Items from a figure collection
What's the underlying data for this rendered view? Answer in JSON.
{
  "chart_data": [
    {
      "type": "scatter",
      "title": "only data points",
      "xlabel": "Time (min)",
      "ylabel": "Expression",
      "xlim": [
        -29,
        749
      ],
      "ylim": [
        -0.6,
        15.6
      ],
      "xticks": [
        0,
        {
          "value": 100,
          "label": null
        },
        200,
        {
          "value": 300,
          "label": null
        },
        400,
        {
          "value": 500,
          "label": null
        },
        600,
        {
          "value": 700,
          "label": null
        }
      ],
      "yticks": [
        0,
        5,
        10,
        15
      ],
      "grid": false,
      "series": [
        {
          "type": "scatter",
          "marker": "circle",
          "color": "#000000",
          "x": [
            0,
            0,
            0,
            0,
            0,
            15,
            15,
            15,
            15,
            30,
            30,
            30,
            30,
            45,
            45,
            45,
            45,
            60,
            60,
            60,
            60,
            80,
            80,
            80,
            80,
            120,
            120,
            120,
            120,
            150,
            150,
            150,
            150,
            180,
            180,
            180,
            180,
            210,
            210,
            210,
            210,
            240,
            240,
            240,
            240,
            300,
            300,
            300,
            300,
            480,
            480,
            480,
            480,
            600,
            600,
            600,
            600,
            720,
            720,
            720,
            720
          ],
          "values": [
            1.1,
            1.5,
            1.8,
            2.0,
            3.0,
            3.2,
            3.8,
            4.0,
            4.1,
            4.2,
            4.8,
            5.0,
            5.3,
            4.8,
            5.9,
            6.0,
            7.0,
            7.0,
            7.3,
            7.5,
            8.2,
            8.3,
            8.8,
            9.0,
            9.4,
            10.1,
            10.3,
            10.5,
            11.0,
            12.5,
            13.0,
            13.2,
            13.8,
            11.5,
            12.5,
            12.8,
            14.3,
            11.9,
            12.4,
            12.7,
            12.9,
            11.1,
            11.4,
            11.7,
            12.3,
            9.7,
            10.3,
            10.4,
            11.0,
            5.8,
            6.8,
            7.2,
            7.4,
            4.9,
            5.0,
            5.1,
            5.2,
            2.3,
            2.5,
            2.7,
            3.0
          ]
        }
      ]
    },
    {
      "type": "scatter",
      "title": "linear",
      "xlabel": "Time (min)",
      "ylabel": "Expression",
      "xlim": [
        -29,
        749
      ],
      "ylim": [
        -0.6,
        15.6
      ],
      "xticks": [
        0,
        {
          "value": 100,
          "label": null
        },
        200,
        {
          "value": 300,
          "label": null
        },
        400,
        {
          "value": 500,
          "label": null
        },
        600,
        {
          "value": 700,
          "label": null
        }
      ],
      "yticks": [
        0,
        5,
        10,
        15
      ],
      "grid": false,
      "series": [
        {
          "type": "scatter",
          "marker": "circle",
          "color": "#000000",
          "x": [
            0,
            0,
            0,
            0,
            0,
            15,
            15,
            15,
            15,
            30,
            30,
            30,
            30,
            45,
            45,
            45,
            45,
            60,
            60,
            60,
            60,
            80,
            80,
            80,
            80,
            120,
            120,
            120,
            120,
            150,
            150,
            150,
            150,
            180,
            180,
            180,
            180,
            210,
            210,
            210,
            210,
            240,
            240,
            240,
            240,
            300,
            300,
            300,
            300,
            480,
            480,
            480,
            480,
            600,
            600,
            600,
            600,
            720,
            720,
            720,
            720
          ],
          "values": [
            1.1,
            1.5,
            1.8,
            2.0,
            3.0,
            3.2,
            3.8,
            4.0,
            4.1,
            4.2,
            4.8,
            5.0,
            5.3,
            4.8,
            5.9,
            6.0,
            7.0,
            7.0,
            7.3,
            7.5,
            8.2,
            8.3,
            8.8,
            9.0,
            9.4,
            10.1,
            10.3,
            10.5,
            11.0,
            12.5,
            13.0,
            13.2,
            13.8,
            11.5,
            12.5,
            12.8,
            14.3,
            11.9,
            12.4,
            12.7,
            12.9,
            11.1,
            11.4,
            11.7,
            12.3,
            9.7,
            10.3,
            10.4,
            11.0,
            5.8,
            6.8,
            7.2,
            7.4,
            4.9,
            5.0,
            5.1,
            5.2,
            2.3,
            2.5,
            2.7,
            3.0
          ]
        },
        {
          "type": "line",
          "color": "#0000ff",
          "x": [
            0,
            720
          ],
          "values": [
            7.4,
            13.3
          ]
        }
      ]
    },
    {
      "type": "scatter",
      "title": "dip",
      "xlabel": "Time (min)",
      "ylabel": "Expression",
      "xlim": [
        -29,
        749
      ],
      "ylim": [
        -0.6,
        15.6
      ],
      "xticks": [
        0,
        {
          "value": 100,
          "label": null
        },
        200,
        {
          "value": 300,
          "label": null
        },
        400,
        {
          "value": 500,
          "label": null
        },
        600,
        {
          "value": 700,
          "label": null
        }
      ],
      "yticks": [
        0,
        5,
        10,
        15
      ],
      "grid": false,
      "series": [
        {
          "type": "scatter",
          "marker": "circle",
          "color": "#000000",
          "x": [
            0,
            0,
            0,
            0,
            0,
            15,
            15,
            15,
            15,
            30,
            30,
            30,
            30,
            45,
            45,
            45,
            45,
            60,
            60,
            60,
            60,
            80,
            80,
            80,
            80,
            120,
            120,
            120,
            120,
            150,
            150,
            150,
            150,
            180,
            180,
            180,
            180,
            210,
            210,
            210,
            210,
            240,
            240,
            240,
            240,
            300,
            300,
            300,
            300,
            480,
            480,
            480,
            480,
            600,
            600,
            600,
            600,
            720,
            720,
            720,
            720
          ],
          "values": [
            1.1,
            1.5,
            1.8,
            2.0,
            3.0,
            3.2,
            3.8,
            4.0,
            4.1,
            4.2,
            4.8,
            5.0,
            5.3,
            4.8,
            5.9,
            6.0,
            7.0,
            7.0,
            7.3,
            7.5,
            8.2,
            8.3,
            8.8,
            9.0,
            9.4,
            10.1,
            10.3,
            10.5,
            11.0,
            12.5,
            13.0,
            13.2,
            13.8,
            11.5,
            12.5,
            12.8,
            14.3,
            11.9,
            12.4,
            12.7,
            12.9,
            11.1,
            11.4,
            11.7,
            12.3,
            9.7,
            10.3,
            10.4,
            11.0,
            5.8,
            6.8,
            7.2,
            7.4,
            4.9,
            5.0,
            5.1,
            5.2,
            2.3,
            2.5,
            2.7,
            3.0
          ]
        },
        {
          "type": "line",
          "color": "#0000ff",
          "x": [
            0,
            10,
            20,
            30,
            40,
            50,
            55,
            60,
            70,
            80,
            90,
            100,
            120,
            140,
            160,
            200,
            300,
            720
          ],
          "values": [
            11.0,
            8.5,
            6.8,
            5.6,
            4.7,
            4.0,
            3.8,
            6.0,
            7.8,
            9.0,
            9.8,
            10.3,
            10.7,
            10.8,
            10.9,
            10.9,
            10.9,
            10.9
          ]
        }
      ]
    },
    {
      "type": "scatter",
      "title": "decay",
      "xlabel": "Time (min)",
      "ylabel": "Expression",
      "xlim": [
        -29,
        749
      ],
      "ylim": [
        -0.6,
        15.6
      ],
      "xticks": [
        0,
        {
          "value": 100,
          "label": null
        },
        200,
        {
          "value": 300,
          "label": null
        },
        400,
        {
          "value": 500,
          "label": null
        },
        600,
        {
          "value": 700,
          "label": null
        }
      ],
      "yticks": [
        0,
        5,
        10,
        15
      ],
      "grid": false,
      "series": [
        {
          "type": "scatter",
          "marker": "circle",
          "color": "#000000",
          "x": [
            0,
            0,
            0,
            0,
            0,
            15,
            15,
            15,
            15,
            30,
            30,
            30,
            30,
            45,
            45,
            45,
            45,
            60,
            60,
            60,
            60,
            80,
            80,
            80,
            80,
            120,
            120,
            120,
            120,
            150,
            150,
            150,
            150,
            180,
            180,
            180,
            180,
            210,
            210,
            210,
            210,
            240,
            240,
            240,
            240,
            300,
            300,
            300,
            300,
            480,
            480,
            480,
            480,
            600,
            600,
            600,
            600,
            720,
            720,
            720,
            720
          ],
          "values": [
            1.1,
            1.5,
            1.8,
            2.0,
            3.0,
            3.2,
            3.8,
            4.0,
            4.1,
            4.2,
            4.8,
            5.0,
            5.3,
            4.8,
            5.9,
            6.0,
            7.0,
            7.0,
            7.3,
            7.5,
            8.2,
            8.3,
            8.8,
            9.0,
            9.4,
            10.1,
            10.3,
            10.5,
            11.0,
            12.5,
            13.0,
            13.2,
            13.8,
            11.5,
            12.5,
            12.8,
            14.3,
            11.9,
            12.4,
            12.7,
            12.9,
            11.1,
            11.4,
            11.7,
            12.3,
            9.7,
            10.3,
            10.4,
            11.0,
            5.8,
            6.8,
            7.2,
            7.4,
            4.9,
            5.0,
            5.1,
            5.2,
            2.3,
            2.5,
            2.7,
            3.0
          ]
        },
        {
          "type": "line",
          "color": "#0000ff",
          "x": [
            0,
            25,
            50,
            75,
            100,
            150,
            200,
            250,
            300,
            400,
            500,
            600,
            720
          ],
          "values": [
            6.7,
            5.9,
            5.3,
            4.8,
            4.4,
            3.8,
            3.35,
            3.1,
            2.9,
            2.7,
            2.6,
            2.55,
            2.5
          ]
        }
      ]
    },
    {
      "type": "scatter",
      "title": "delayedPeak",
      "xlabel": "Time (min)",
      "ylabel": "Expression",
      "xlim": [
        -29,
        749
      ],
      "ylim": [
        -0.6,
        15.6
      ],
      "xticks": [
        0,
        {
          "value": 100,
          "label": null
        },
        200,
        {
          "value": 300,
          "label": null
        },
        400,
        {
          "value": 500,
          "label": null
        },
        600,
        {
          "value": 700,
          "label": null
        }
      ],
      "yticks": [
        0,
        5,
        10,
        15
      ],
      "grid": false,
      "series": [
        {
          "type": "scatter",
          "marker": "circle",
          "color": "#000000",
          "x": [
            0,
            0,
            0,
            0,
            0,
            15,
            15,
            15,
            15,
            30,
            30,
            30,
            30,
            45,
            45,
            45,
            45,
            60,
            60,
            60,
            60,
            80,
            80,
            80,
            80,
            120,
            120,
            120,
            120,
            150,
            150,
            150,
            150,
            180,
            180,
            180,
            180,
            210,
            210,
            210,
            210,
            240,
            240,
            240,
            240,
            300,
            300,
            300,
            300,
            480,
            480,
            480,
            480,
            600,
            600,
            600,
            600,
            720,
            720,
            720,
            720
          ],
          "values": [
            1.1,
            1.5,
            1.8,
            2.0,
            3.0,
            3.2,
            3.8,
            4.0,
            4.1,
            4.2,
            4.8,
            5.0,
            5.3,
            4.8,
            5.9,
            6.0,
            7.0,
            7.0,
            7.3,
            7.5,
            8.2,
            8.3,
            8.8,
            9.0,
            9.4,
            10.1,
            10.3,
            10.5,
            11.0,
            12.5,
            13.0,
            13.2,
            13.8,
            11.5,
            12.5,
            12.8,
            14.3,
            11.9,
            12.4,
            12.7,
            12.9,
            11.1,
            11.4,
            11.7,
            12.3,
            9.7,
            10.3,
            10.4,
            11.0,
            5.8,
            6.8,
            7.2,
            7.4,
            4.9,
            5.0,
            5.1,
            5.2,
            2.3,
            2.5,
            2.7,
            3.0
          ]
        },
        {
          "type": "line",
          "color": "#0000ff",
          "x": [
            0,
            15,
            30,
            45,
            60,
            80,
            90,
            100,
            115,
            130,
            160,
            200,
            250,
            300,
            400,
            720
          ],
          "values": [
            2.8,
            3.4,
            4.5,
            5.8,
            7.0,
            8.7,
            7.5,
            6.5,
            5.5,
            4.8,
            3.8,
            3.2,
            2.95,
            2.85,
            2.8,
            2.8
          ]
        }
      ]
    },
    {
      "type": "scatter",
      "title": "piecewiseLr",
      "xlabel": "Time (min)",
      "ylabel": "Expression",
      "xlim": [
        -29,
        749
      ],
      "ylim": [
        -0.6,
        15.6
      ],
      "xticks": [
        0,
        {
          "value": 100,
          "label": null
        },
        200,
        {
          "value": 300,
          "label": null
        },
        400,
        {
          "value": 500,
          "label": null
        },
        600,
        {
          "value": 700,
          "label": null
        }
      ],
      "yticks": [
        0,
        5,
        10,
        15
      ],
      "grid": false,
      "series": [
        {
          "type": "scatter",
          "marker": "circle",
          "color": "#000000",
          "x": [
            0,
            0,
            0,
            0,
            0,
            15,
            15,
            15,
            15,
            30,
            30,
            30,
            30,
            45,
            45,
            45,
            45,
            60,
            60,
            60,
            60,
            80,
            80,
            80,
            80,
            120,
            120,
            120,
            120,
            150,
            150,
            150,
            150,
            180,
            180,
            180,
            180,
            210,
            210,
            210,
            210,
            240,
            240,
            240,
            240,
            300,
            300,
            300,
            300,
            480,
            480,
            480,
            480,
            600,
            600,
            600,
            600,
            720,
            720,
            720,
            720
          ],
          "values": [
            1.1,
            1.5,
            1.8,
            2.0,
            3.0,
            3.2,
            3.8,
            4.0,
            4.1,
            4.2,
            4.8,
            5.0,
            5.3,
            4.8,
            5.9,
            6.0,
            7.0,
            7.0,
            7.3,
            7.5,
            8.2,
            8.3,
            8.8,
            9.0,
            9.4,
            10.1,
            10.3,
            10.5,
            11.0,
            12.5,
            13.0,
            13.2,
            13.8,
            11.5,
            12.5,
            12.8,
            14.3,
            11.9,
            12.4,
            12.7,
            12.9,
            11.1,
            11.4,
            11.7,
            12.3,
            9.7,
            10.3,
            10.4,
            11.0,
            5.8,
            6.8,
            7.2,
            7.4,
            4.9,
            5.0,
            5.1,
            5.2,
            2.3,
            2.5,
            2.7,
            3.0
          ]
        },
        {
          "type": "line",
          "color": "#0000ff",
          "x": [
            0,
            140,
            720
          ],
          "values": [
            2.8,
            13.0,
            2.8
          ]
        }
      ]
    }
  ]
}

Exercise
Looking at the data above, show all lines where the word "title" occurs.

Answer for this exercise
      "title": "only data points",
      "title": "linear",
      "title": "dip",
      "title": "decay",
      "title": "delayedPeak",
      "title": "piecewiseLr",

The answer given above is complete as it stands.